# Required task
Extract every line below, verbatim.

# Data for this task
┌──

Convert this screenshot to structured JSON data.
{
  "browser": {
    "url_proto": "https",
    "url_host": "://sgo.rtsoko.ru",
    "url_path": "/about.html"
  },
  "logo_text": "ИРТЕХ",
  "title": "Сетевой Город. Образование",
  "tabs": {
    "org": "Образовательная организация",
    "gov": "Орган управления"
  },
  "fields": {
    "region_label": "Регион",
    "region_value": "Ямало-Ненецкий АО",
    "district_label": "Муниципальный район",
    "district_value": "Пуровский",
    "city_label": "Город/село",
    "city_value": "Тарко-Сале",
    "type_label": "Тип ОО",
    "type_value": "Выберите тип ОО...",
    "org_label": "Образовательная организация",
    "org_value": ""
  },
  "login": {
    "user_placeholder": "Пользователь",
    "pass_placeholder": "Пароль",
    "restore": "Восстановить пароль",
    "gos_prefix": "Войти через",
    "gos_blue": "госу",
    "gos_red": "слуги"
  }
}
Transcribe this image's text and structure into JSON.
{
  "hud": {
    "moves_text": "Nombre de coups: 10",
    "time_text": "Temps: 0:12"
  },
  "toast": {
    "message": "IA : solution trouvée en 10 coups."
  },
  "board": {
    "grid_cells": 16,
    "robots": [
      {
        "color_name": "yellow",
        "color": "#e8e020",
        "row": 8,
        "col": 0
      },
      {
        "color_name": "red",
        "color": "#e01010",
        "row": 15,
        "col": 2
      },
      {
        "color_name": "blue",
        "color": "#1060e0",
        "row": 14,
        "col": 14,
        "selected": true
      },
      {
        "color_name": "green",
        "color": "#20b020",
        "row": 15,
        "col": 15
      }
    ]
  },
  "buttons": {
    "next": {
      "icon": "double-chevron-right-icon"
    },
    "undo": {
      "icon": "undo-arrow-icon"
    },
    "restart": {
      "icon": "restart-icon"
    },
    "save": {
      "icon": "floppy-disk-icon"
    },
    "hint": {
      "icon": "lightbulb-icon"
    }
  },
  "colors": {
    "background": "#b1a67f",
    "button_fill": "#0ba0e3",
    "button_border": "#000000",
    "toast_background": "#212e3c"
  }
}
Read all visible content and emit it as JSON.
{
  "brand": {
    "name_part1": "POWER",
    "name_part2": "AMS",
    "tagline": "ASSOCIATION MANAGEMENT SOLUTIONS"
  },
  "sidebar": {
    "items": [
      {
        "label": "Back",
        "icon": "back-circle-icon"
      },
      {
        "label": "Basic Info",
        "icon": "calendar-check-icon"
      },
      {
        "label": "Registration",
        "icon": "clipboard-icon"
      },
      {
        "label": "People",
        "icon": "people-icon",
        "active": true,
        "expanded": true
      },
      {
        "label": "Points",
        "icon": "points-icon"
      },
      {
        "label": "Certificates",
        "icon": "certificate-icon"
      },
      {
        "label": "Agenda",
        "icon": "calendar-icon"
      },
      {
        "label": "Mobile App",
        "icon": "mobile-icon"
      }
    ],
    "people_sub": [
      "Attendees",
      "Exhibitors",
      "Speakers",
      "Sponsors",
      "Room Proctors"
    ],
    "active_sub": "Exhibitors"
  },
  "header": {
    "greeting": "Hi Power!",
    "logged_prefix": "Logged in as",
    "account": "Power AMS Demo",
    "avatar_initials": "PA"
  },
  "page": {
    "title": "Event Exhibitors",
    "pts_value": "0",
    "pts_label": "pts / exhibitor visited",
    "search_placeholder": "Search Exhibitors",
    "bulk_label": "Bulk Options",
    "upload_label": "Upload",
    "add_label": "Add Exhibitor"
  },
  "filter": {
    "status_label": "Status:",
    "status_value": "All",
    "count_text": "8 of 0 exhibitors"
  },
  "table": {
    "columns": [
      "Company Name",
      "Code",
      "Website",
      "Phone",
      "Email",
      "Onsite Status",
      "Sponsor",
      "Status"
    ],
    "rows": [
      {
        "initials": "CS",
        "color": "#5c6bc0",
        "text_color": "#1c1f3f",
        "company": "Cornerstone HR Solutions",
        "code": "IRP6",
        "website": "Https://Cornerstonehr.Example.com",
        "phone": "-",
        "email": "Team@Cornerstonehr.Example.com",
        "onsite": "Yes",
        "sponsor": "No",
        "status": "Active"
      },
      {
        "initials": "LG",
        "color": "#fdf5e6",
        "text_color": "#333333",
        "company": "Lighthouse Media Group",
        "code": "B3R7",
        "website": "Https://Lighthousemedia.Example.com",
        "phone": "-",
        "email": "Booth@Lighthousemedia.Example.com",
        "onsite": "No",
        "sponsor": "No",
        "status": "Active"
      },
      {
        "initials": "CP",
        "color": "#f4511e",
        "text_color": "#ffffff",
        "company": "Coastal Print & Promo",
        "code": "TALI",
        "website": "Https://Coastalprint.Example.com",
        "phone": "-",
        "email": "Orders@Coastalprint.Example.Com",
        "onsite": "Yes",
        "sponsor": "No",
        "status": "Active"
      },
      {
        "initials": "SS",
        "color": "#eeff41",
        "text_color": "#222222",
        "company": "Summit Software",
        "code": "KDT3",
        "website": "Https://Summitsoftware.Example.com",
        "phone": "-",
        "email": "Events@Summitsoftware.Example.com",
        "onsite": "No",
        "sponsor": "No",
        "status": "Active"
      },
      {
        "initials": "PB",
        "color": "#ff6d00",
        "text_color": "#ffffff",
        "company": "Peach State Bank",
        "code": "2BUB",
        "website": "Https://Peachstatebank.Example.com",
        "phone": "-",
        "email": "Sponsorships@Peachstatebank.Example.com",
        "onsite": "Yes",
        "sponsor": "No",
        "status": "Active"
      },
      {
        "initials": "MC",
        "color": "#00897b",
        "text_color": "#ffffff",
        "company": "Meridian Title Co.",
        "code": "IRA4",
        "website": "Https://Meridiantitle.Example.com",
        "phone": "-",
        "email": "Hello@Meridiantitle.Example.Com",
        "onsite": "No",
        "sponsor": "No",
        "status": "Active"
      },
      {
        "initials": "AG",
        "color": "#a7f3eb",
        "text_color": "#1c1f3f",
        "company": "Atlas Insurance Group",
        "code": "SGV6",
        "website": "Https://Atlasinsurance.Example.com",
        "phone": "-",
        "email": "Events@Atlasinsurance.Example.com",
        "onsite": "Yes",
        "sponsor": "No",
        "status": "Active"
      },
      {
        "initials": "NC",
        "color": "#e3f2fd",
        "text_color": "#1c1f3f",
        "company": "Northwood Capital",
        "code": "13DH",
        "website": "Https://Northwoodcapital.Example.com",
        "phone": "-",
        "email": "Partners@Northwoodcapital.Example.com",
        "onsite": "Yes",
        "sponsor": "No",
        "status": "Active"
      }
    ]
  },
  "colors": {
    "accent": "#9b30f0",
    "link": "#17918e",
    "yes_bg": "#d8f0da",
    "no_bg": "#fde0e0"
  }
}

└──

# Result
Convert this screenshot to structured JSON data.
{
  "browser": {
    "url_proto": "https",
    "url_host": "://sgo.rtsoko.ru",
    "url_path": "/about.html"
  },
  "logo_text": "ИРТЕХ",
  "title": "Сетевой Город. Образование",
  "tabs": {
    "org": "Образовательная организация",
    "gov": "Орган управления"
  },
  "fields": {
    "region_label": "Регион",
    "region_value": "Ямало-Ненецкий АО",
    "district_label": "Муниципальный район",
    "district_value": "Пуровский",
    "city_label": "Город/село",
    "city_value": "Тарко-Сале",
    "type_label": "Тип ОО",
    "type_value": "Выберите тип ОО...",
    "org_label": "Образовательная организация",
    "org_value": ""
  },
  "login": {
    "user_placeholder": "Пользователь",
    "pass_placeholder": "Пароль",
    "restore": "Восстановить пароль",
    "gos_prefix": "Войти через",
    "gos_blue": "госу",
    "gos_red": "слуги"
  }
}
Transcribe this image's text and structure into JSON.
{
  "hud": {
    "moves_text": "Nombre de coups: 10",
    "time_text": "Temps: 0:12"
  },
  "toast": {
    "message": "IA : solution trouvée en 10 coups."
  },
  "board": {
    "grid_cells": 16,
    "robots": [
      {
        "color_name": "yellow",
        "color": "#e8e020",
        "row": 8,
        "col": 0
      },
      {
        "color_name": "red",
        "color": "#e01010",
        "row": 15,
        "col": 2
      },
      {
        "color_name": "blue",
        "color": "#1060e0",
        "row": 14,
        "col": 14,
        "selected": true
      },
      {
        "color_name": "green",
        "color": "#20b020",
        "row": 15,
        "col": 15
      }
    ]
  },
  "buttons": {
    "next": {
      "icon": "double-chevron-right-icon"
    },
    "undo": {
      "icon": "undo-arrow-icon"
    },
    "restart": {
      "icon": "restart-icon"
    },
    "save": {
      "icon": "floppy-disk-icon"
    },
    "hint": {
      "icon": "lightbulb-icon"
    }
  },
  "colors": {
    "background": "#b1a67f",
    "button_fill": "#0ba0e3",
    "button_border": "#000000",
    "toast_background": "#212e3c"
  }
}
Read all visible content and emit it as JSON.
{
  "brand": {
    "name_part1": "POWER",
    "name_part2": "AMS",
    "tagline": "ASSOCIATION MANAGEMENT SOLUTIONS"
  },
  "sidebar": {
    "items": [
      {
        "label": "Back",
        "icon": "back-circle-icon"
      },
      {
        "label": "Basic Info",
        "icon": "calendar-check-icon"
      },
      {
        "label": "Registration",
        "icon": "clipboard-icon"
      },
      {
        "label": "People",
        "icon": "people-icon",
        "active": true,
        "expanded": true
      },
      {
        "label": "Points",
        "icon": "points-icon"
      },
      {
        "label": "Certificates",
        "icon": "certificate-icon"
      },
      {
        "label": "Agenda",
        "icon": "calendar-icon"
      },
      {
        "label": "Mobile App",
        "icon": "mobile-icon"
      }
    ],
    "people_sub": [
      "Attendees",
      "Exhibitors",
      "Speakers",
      "Sponsors",
      "Room Proctors"
    ],
    "active_sub": "Exhibitors"
  },
  "header": {
    "greeting": "Hi Power!",
    "logged_prefix": "Logged in as",
    "account": "Power AMS Demo",
    "avatar_initials": "PA"
  },
  "page": {
    "title": "Event Exhibitors",
    "pts_value": "0",
    "pts_label": "pts / exhibitor visited",
    "search_placeholder": "Search Exhibitors",
    "bulk_label": "Bulk Options",
    "upload_label": "Upload",
    "add_label": "Add Exhibitor"
  },
  "filter": {
    "status_label": "Status:",
    "status_value": "All",
    "count_text": "8 of 0 exhibitors"
  },
  "table": {
    "columns": [
      "Company Name",
      "Code",
      "Website",
      "Phone",
      "Email",
      "Onsite Status",
      "Sponsor",
      "Status"
    ],
    "rows": [
      {
        "initials": "CS",
        "color": "#5c6bc0",
        "text_color": "#1c1f3f",
        "company": "Cornerstone HR Solutions",
        "code": "IRP6",
        "website": "Https://Cornerstonehr.Example.com",
        "phone": "-",
        "email": "Team@Cornerstonehr.Example.com",
        "onsite": "Yes",
        "sponsor": "No",
        "status": "Active"
      },
      {
        "initials": "LG",
        "color": "#fdf5e6",
        "text_color": "#333333",
        "company": "Lighthouse Media Group",
        "code": "B3R7",
        "website": "Https://Lighthousemedia.Example.com",
        "phone": "-",
        "email": "Booth@Lighthousemedia.Example.com",
        "onsite": "No",
        "sponsor": "No",
        "status": "Active"
      },
      {
        "initials": "CP",
        "color": "#f4511e",
        "text_color": "#ffffff",
        "company": "Coastal Print & Promo",
        "code": "TALI",
        "website": "Https://Coastalprint.Example.com",
        "phone": "-",
        "email": "Orders@Coastalprint.Example.Com",
        "onsite": "Yes",
        "sponsor": "No",
        "status": "Active"
      },
      {
        "initials": "SS",
        "color": "#eeff41",
        "text_color": "#222222",
        "company": "Summit Software",
        "code": "KDT3",
        "website": "Https://Summitsoftware.Example.com",
        "phone": "-",
        "email": "Events@Summitsoftware.Example.com",
        "onsite": "No",
        "sponsor": "No",
        "status": "Active"
      },
      {
        "initials": "PB",
        "color": "#ff6d00",
        "text_color": "#ffffff",
        "company": "Peach State Bank",
        "code": "2BUB",
        "website": "Https://Peachstatebank.Example.com",
        "phone": "-",
        "email": "Sponsorships@Peachstatebank.Example.com",
        "onsite": "Yes",
        "sponsor": "No",
        "status": "Active"
      },
      {
        "initials": "MC",
        "color": "#00897b",
        "text_color": "#ffffff",
        "company": "Meridian Title Co.",
        "code": "IRA4",
        "website": "Https://Meridiantitle.Example.com",
        "phone": "-",
        "email": "Hello@Meridiantitle.Example.Com",
        "onsite": "No",
        "sponsor": "No",
        "status": "Active"
      },
      {
        "initials": "AG",
        "color": "#a7f3eb",
        "text_color": "#1c1f3f",
        "company": "Atlas Insurance Group",
        "code": "SGV6",
        "website": "Https://Atlasinsurance.Example.com",
        "phone": "-",
        "email": "Events@Atlasinsurance.Example.com",
        "onsite": "Yes",
        "sponsor": "No",
        "status": "Active"
      },
      {
        "initials": "NC",
        "color": "#e3f2fd",
        "text_color": "#1c1f3f",
        "company": "Northwood Capital",
        "code": "13DH",
        "website": "Https://Northwoodcapital.Example.com",
        "phone": "-",
        "email": "Partners@Northwoodcapital.Example.com",
        "onsite": "Yes",
        "sponsor": "No",
        "status": "Active"
      }
    ]
  },
  "colors": {
    "accent": "#9b30f0",
    "link": "#17918e",
    "yes_bg": "#d8f0da",
    "no_bg": "#fde0e0"
  }
}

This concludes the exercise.